[Opening DATA FOR THIS EXERCISE section]

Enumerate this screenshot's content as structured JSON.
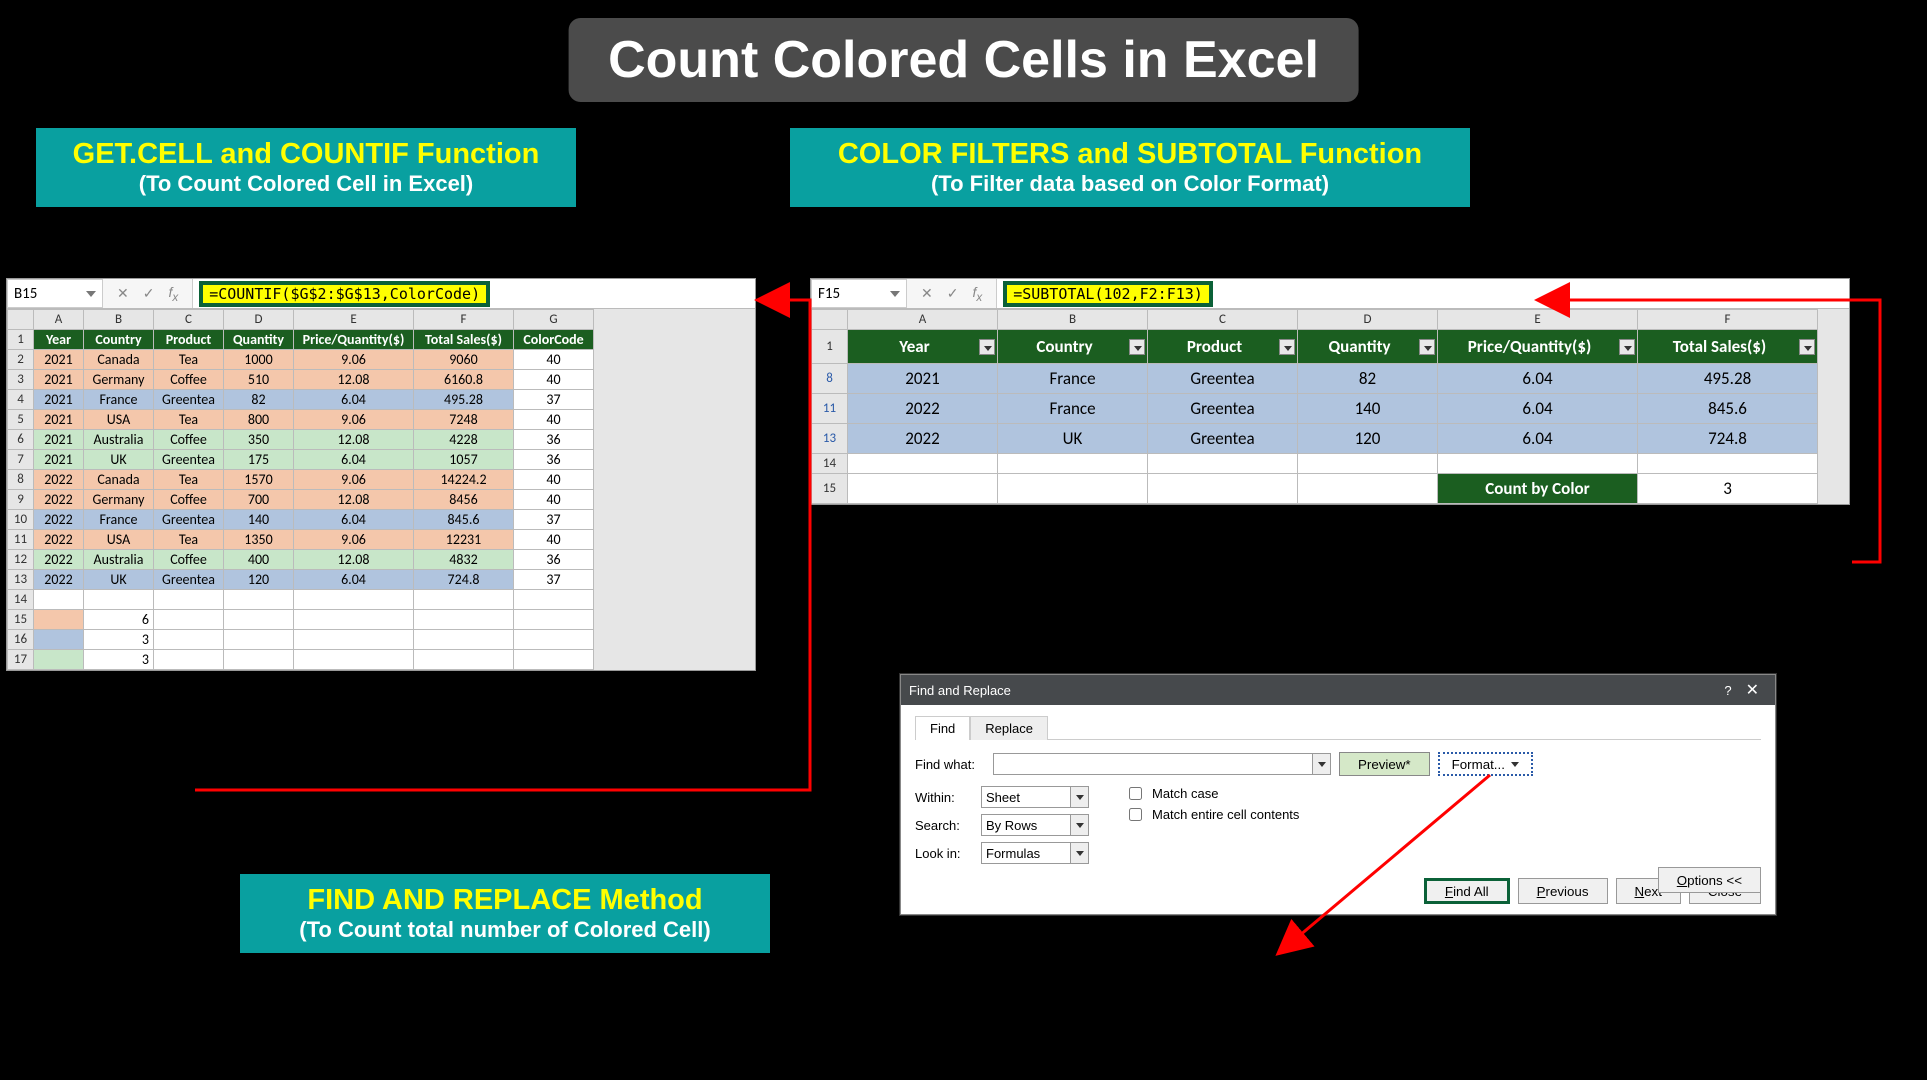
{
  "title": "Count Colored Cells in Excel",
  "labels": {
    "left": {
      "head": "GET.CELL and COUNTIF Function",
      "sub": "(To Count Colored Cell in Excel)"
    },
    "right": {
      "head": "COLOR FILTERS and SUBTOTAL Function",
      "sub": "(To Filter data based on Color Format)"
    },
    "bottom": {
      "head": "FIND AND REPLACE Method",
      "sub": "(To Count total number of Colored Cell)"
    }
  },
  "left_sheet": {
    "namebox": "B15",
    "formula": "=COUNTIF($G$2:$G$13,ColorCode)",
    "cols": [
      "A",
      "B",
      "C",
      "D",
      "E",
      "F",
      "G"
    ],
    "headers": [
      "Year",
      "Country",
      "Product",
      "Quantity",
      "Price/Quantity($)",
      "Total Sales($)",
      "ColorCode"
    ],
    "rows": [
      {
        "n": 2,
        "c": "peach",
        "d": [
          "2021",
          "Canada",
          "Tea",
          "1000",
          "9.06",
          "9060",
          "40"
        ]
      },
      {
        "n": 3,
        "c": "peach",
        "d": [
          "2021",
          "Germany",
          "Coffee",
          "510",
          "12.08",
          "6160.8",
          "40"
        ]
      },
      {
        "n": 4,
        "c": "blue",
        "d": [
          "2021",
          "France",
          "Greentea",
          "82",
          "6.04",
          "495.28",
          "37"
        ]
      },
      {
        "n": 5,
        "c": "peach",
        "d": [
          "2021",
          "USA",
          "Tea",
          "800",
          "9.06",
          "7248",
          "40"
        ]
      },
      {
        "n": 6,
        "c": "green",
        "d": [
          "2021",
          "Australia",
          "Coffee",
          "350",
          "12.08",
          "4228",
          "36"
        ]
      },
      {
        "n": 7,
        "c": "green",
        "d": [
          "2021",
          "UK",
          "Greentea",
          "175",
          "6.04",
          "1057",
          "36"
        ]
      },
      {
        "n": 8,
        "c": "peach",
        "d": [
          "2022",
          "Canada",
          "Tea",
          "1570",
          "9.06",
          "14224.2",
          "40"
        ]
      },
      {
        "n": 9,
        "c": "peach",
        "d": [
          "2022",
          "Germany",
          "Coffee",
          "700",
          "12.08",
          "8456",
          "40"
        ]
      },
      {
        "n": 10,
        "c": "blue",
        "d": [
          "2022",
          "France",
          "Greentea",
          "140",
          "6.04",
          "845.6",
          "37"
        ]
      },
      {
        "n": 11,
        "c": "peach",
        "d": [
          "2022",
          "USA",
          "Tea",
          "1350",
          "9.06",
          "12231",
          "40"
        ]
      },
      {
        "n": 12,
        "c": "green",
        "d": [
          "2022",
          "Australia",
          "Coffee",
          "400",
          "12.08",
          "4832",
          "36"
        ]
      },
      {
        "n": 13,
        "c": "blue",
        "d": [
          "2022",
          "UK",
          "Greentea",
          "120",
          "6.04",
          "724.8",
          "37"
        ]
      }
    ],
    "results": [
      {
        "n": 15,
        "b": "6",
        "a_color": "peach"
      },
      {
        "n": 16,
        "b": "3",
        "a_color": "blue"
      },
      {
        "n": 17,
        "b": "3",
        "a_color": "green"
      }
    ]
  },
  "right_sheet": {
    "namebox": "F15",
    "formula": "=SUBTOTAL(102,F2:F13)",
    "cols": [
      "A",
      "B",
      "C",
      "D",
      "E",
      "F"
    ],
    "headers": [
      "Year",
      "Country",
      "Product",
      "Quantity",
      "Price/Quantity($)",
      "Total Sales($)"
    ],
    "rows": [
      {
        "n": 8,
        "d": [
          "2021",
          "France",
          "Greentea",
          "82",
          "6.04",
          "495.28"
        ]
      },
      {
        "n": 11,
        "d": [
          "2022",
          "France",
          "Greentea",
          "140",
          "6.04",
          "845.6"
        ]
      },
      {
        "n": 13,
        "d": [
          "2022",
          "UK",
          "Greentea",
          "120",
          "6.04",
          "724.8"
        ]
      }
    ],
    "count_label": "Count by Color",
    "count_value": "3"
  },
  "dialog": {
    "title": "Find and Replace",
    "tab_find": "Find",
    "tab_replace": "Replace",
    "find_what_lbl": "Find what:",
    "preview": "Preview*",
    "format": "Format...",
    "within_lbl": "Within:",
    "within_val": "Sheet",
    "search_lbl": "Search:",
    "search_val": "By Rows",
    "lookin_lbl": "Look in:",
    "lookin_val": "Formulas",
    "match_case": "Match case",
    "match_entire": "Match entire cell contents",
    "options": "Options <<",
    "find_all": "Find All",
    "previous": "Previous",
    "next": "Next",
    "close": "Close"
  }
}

[Closing DATA FOR THIS EXERCISE section]

_TRY IT:_ Keeping every word as it is, write out all the data and omit the pictures.

_YOUR SOLUTION:_
Enumerate this screenshot's content as structured JSON.
{
  "title": "Count Colored Cells in Excel",
  "labels": {
    "left": {
      "head": "GET.CELL and COUNTIF Function",
      "sub": "(To Count Colored Cell in Excel)"
    },
    "right": {
      "head": "COLOR FILTERS and SUBTOTAL Function",
      "sub": "(To Filter data based on Color Format)"
    },
    "bottom": {
      "head": "FIND AND REPLACE Method",
      "sub": "(To Count total number of Colored Cell)"
    }
  },
  "left_sheet": {
    "namebox": "B15",
    "formula": "=COUNTIF($G$2:$G$13,ColorCode)",
    "cols": [
      "A",
      "B",
      "C",
      "D",
      "E",
      "F",
      "G"
    ],
    "headers": [
      "Year",
      "Country",
      "Product",
      "Quantity",
      "Price/Quantity($)",
      "Total Sales($)",
      "ColorCode"
    ],
    "rows": [
      {
        "n": 2,
        "c": "peach",
        "d": [
          "2021",
          "Canada",
          "Tea",
          "1000",
          "9.06",
          "9060",
          "40"
        ]
      },
      {
        "n": 3,
        "c": "peach",
        "d": [
          "2021",
          "Germany",
          "Coffee",
          "510",
          "12.08",
          "6160.8",
          "40"
        ]
      },
      {
        "n": 4,
        "c": "blue",
        "d": [
          "2021",
          "France",
          "Greentea",
          "82",
          "6.04",
          "495.28",
          "37"
        ]
      },
      {
        "n": 5,
        "c": "peach",
        "d": [
          "2021",
          "USA",
          "Tea",
          "800",
          "9.06",
          "7248",
          "40"
        ]
      },
      {
        "n": 6,
        "c": "green",
        "d": [
          "2021",
          "Australia",
          "Coffee",
          "350",
          "12.08",
          "4228",
          "36"
        ]
      },
      {
        "n": 7,
        "c": "green",
        "d": [
          "2021",
          "UK",
          "Greentea",
          "175",
          "6.04",
          "1057",
          "36"
        ]
      },
      {
        "n": 8,
        "c": "peach",
        "d": [
          "2022",
          "Canada",
          "Tea",
          "1570",
          "9.06",
          "14224.2",
          "40"
        ]
      },
      {
        "n": 9,
        "c": "peach",
        "d": [
          "2022",
          "Germany",
          "Coffee",
          "700",
          "12.08",
          "8456",
          "40"
        ]
      },
      {
        "n": 10,
        "c": "blue",
        "d": [
          "2022",
          "France",
          "Greentea",
          "140",
          "6.04",
          "845.6",
          "37"
        ]
      },
      {
        "n": 11,
        "c": "peach",
        "d": [
          "2022",
          "USA",
          "Tea",
          "1350",
          "9.06",
          "12231",
          "40"
        ]
      },
      {
        "n": 12,
        "c": "green",
        "d": [
          "2022",
          "Australia",
          "Coffee",
          "400",
          "12.08",
          "4832",
          "36"
        ]
      },
      {
        "n": 13,
        "c": "blue",
        "d": [
          "2022",
          "UK",
          "Greentea",
          "120",
          "6.04",
          "724.8",
          "37"
        ]
      }
    ],
    "results": [
      {
        "n": 15,
        "b": "6",
        "a_color": "peach"
      },
      {
        "n": 16,
        "b": "3",
        "a_color": "blue"
      },
      {
        "n": 17,
        "b": "3",
        "a_color": "green"
      }
    ]
  },
  "right_sheet": {
    "namebox": "F15",
    "formula": "=SUBTOTAL(102,F2:F13)",
    "cols": [
      "A",
      "B",
      "C",
      "D",
      "E",
      "F"
    ],
    "headers": [
      "Year",
      "Country",
      "Product",
      "Quantity",
      "Price/Quantity($)",
      "Total Sales($)"
    ],
    "rows": [
      {
        "n": 8,
        "d": [
          "2021",
          "France",
          "Greentea",
          "82",
          "6.04",
          "495.28"
        ]
      },
      {
        "n": 11,
        "d": [
          "2022",
          "France",
          "Greentea",
          "140",
          "6.04",
          "845.6"
        ]
      },
      {
        "n": 13,
        "d": [
          "2022",
          "UK",
          "Greentea",
          "120",
          "6.04",
          "724.8"
        ]
      }
    ],
    "count_label": "Count by Color",
    "count_value": "3"
  },
  "dialog": {
    "title": "Find and Replace",
    "tab_find": "Find",
    "tab_replace": "Replace",
    "find_what_lbl": "Find what:",
    "preview": "Preview*",
    "format": "Format...",
    "within_lbl": "Within:",
    "within_val": "Sheet",
    "search_lbl": "Search:",
    "search_val": "By Rows",
    "lookin_lbl": "Look in:",
    "lookin_val": "Formulas",
    "match_case": "Match case",
    "match_entire": "Match entire cell contents",
    "options": "Options <<",
    "find_all": "Find All",
    "previous": "Previous",
    "next": "Next",
    "close": "Close"
  }
}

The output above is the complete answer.